STORED RECORDS
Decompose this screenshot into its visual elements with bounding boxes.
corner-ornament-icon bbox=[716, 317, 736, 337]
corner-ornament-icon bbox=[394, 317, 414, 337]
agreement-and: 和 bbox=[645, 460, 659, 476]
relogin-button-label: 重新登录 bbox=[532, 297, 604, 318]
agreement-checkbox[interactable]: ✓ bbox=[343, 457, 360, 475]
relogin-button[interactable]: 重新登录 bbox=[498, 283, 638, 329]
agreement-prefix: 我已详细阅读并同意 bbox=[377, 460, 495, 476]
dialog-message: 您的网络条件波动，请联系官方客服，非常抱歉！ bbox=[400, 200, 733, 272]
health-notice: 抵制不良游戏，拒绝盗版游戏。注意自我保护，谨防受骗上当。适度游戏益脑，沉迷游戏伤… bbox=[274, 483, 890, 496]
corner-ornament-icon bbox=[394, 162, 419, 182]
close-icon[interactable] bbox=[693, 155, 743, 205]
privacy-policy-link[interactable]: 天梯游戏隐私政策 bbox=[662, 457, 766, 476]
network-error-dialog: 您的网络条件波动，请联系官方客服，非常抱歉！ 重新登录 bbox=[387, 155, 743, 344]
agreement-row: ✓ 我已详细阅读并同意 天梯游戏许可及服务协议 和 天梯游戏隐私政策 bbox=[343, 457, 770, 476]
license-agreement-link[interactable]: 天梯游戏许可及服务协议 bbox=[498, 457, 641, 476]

WRITTEN INSTRUCTION
Present every line of the items above as a Markdown table with the columns Row and Line. Number each row and leave out blank lines.

REPLY TO THE TASK
| Row | Line |
|---|---|
| 1 | Decompose this screenshot into its visual elements with bounding boxes. |
| 2 | corner-ornament-icon bbox=[716, 317, 736, 337] |
| 3 | corner-ornament-icon bbox=[394, 317, 414, 337] |
| 4 | agreement-and: 和 bbox=[645, 460, 659, 476] |
| 5 | relogin-button-label: 重新登录 bbox=[532, 297, 604, 318] |
| 6 | agreement-checkbox[interactable]: ✓ bbox=[343, 457, 360, 475] |
| 7 | relogin-button[interactable]: 重新登录 bbox=[498, 283, 638, 329] |
| 8 | agreement-prefix: 我已详细阅读并同意 bbox=[377, 460, 495, 476] |
| 9 | dialog-message: 您的网络条件波动，请联系官方客服，非常抱歉！ bbox=[400, 200, 733, 272] |
| 10 | health-notice: 抵制不良游戏，拒绝盗版游戏。注意自我保护，谨防受骗上当。适度游戏益脑，沉迷游戏伤… bbox=[274, 483, 890, 496] |
| 11 | corner-ornament-icon bbox=[394, 162, 419, 182] |
| 12 | close-icon[interactable] bbox=[693, 155, 743, 205] |
| 13 | privacy-policy-link[interactable]: 天梯游戏隐私政策 bbox=[662, 457, 766, 476] |
| 14 | network-error-dialog: 您的网络条件波动，请联系官方客服，非常抱歉！ 重新登录 bbox=[387, 155, 743, 344] |
| 15 | agreement-row: ✓ 我已详细阅读并同意 天梯游戏许可及服务协议 和 天梯游戏隐私政策 bbox=[343, 457, 770, 476] |
| 16 | license-agreement-link[interactable]: 天梯游戏许可及服务协议 bbox=[498, 457, 641, 476] |